» EXERCISE DESCRIPTION
Transcribe the records in full, keeping every character as it is.

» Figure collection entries

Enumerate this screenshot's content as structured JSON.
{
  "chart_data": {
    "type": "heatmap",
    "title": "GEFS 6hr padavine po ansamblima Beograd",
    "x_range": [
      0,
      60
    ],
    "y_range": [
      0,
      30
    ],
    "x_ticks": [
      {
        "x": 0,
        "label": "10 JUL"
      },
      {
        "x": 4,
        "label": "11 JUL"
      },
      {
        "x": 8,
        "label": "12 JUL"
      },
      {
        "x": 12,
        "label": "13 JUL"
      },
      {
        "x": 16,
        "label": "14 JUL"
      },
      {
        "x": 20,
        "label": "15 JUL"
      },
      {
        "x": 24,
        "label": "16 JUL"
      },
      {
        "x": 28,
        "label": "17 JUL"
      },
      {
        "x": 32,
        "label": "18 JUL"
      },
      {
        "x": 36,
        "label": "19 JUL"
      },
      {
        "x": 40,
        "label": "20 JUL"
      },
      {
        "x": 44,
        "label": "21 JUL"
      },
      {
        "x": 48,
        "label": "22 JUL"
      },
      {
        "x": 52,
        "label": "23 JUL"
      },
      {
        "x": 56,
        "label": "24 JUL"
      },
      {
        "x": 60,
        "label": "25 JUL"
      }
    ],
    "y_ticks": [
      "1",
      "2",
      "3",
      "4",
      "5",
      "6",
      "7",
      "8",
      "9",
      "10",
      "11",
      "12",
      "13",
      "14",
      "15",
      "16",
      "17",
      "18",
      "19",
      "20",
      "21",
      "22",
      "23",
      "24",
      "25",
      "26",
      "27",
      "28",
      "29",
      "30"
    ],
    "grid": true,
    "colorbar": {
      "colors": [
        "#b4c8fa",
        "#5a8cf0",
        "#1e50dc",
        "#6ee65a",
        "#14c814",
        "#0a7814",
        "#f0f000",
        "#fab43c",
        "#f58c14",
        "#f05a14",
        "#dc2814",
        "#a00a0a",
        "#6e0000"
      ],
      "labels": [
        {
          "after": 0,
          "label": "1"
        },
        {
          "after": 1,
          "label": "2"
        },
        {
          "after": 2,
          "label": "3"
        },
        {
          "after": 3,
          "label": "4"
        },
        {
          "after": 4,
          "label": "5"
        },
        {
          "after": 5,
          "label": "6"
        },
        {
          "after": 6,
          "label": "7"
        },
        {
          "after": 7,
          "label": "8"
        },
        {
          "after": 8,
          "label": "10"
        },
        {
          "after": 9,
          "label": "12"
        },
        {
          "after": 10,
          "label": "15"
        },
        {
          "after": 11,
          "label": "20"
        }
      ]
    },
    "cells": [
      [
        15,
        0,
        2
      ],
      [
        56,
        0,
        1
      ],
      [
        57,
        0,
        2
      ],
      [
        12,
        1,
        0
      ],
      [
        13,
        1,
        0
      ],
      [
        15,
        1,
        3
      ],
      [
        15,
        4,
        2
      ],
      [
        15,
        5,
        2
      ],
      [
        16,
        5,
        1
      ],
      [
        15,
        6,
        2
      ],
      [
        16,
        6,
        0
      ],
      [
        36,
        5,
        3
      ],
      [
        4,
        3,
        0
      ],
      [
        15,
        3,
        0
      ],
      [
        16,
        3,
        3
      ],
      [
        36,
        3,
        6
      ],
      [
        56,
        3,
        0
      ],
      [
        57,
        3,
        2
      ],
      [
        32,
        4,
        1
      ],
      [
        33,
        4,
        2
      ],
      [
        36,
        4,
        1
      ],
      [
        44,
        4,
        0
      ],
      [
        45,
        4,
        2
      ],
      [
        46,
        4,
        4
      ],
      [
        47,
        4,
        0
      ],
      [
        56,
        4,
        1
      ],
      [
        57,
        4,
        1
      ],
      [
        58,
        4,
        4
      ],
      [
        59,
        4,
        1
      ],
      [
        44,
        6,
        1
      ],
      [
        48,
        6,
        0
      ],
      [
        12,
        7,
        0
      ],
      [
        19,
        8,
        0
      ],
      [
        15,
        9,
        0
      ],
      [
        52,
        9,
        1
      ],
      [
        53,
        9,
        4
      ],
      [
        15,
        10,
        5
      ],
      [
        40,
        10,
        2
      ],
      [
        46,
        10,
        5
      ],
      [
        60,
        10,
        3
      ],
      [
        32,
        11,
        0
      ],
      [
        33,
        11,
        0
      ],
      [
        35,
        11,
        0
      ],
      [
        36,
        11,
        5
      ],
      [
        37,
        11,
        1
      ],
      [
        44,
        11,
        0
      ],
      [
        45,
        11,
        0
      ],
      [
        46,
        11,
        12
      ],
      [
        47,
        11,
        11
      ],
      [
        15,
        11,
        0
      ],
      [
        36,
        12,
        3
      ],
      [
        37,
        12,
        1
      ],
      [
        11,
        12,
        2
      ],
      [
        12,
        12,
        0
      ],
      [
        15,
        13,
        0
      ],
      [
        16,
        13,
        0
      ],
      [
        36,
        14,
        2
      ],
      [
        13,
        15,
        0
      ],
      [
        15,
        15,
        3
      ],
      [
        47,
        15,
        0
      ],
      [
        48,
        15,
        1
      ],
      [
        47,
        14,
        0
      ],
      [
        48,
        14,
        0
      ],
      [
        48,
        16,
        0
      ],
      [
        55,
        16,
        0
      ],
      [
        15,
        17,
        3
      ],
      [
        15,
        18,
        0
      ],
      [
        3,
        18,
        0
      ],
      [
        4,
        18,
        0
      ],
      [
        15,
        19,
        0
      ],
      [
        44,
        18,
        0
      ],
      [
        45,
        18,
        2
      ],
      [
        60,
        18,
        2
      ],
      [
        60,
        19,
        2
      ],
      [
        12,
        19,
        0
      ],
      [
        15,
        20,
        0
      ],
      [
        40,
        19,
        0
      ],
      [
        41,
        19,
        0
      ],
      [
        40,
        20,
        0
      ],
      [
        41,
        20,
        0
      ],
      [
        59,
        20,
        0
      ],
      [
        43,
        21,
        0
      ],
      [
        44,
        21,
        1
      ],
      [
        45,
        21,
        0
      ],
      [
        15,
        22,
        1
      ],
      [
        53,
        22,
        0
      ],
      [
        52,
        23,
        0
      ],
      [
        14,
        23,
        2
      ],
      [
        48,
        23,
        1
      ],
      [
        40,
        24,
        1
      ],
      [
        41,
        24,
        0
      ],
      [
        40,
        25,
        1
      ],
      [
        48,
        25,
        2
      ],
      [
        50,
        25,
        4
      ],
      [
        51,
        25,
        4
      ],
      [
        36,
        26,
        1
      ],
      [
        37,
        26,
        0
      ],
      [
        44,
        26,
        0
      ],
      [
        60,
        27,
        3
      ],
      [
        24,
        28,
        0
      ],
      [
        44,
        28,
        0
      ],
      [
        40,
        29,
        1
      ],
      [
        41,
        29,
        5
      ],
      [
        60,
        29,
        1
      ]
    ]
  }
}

» SOLUTION
Enumerate this screenshot's content as structured JSON.
{
  "chart_data": {
    "type": "heatmap",
    "title": "GEFS 6hr padavine po ansamblima Beograd",
    "x_range": [
      0,
      60
    ],
    "y_range": [
      0,
      30
    ],
    "x_ticks": [
      {
        "x": 0,
        "label": "10 JUL"
      },
      {
        "x": 4,
        "label": "11 JUL"
      },
      {
        "x": 8,
        "label": "12 JUL"
      },
      {
        "x": 12,
        "label": "13 JUL"
      },
      {
        "x": 16,
        "label": "14 JUL"
      },
      {
        "x": 20,
        "label": "15 JUL"
      },
      {
        "x": 24,
        "label": "16 JUL"
      },
      {
        "x": 28,
        "label": "17 JUL"
      },
      {
        "x": 32,
        "label": "18 JUL"
      },
      {
        "x": 36,
        "label": "19 JUL"
      },
      {
        "x": 40,
        "label": "20 JUL"
      },
      {
        "x": 44,
        "label": "21 JUL"
      },
      {
        "x": 48,
        "label": "22 JUL"
      },
      {
        "x": 52,
        "label": "23 JUL"
      },
      {
        "x": 56,
        "label": "24 JUL"
      },
      {
        "x": 60,
        "label": "25 JUL"
      }
    ],
    "y_ticks": [
      "1",
      "2",
      "3",
      "4",
      "5",
      "6",
      "7",
      "8",
      "9",
      "10",
      "11",
      "12",
      "13",
      "14",
      "15",
      "16",
      "17",
      "18",
      "19",
      "20",
      "21",
      "22",
      "23",
      "24",
      "25",
      "26",
      "27",
      "28",
      "29",
      "30"
    ],
    "grid": true,
    "colorbar": {
      "colors": [
        "#b4c8fa",
        "#5a8cf0",
        "#1e50dc",
        "#6ee65a",
        "#14c814",
        "#0a7814",
        "#f0f000",
        "#fab43c",
        "#f58c14",
        "#f05a14",
        "#dc2814",
        "#a00a0a",
        "#6e0000"
      ],
      "labels": [
        {
          "after": 0,
          "label": "1"
        },
        {
          "after": 1,
          "label": "2"
        },
        {
          "after": 2,
          "label": "3"
        },
        {
          "after": 3,
          "label": "4"
        },
        {
          "after": 4,
          "label": "5"
        },
        {
          "after": 5,
          "label": "6"
        },
        {
          "after": 6,
          "label": "7"
        },
        {
          "after": 7,
          "label": "8"
        },
        {
          "after": 8,
          "label": "10"
        },
        {
          "after": 9,
          "label": "12"
        },
        {
          "after": 10,
          "label": "15"
        },
        {
          "after": 11,
          "label": "20"
        }
      ]
    },
    "cells": [
      [
        15,
        0,
        2
      ],
      [
        56,
        0,
        1
      ],
      [
        57,
        0,
        2
      ],
      [
        12,
        1,
        0
      ],
      [
        13,
        1,
        0
      ],
      [
        15,
        1,
        3
      ],
      [
        15,
        4,
        2
      ],
      [
        15,
        5,
        2
      ],
      [
        16,
        5,
        1
      ],
      [
        15,
        6,
        2
      ],
      [
        16,
        6,
        0
      ],
      [
        36,
        5,
        3
      ],
      [
        4,
        3,
        0
      ],
      [
        15,
        3,
        0
      ],
      [
        16,
        3,
        3
      ],
      [
        36,
        3,
        6
      ],
      [
        56,
        3,
        0
      ],
      [
        57,
        3,
        2
      ],
      [
        32,
        4,
        1
      ],
      [
        33,
        4,
        2
      ],
      [
        36,
        4,
        1
      ],
      [
        44,
        4,
        0
      ],
      [
        45,
        4,
        2
      ],
      [
        46,
        4,
        4
      ],
      [
        47,
        4,
        0
      ],
      [
        56,
        4,
        1
      ],
      [
        57,
        4,
        1
      ],
      [
        58,
        4,
        4
      ],
      [
        59,
        4,
        1
      ],
      [
        44,
        6,
        1
      ],
      [
        48,
        6,
        0
      ],
      [
        12,
        7,
        0
      ],
      [
        19,
        8,
        0
      ],
      [
        15,
        9,
        0
      ],
      [
        52,
        9,
        1
      ],
      [
        53,
        9,
        4
      ],
      [
        15,
        10,
        5
      ],
      [
        40,
        10,
        2
      ],
      [
        46,
        10,
        5
      ],
      [
        60,
        10,
        3
      ],
      [
        32,
        11,
        0
      ],
      [
        33,
        11,
        0
      ],
      [
        35,
        11,
        0
      ],
      [
        36,
        11,
        5
      ],
      [
        37,
        11,
        1
      ],
      [
        44,
        11,
        0
      ],
      [
        45,
        11,
        0
      ],
      [
        46,
        11,
        12
      ],
      [
        47,
        11,
        11
      ],
      [
        15,
        11,
        0
      ],
      [
        36,
        12,
        3
      ],
      [
        37,
        12,
        1
      ],
      [
        11,
        12,
        2
      ],
      [
        12,
        12,
        0
      ],
      [
        15,
        13,
        0
      ],
      [
        16,
        13,
        0
      ],
      [
        36,
        14,
        2
      ],
      [
        13,
        15,
        0
      ],
      [
        15,
        15,
        3
      ],
      [
        47,
        15,
        0
      ],
      [
        48,
        15,
        1
      ],
      [
        47,
        14,
        0
      ],
      [
        48,
        14,
        0
      ],
      [
        48,
        16,
        0
      ],
      [
        55,
        16,
        0
      ],
      [
        15,
        17,
        3
      ],
      [
        15,
        18,
        0
      ],
      [
        3,
        18,
        0
      ],
      [
        4,
        18,
        0
      ],
      [
        15,
        19,
        0
      ],
      [
        44,
        18,
        0
      ],
      [
        45,
        18,
        2
      ],
      [
        60,
        18,
        2
      ],
      [
        60,
        19,
        2
      ],
      [
        12,
        19,
        0
      ],
      [
        15,
        20,
        0
      ],
      [
        40,
        19,
        0
      ],
      [
        41,
        19,
        0
      ],
      [
        40,
        20,
        0
      ],
      [
        41,
        20,
        0
      ],
      [
        59,
        20,
        0
      ],
      [
        43,
        21,
        0
      ],
      [
        44,
        21,
        1
      ],
      [
        45,
        21,
        0
      ],
      [
        15,
        22,
        1
      ],
      [
        53,
        22,
        0
      ],
      [
        52,
        23,
        0
      ],
      [
        14,
        23,
        2
      ],
      [
        48,
        23,
        1
      ],
      [
        40,
        24,
        1
      ],
      [
        41,
        24,
        0
      ],
      [
        40,
        25,
        1
      ],
      [
        48,
        25,
        2
      ],
      [
        50,
        25,
        4
      ],
      [
        51,
        25,
        4
      ],
      [
        36,
        26,
        1
      ],
      [
        37,
        26,
        0
      ],
      [
        44,
        26,
        0
      ],
      [
        60,
        27,
        3
      ],
      [
        24,
        28,
        0
      ],
      [
        44,
        28,
        0
      ],
      [
        40,
        29,
        1
      ],
      [
        41,
        29,
        5
      ],
      [
        60,
        29,
        1
      ]
    ]
  }
}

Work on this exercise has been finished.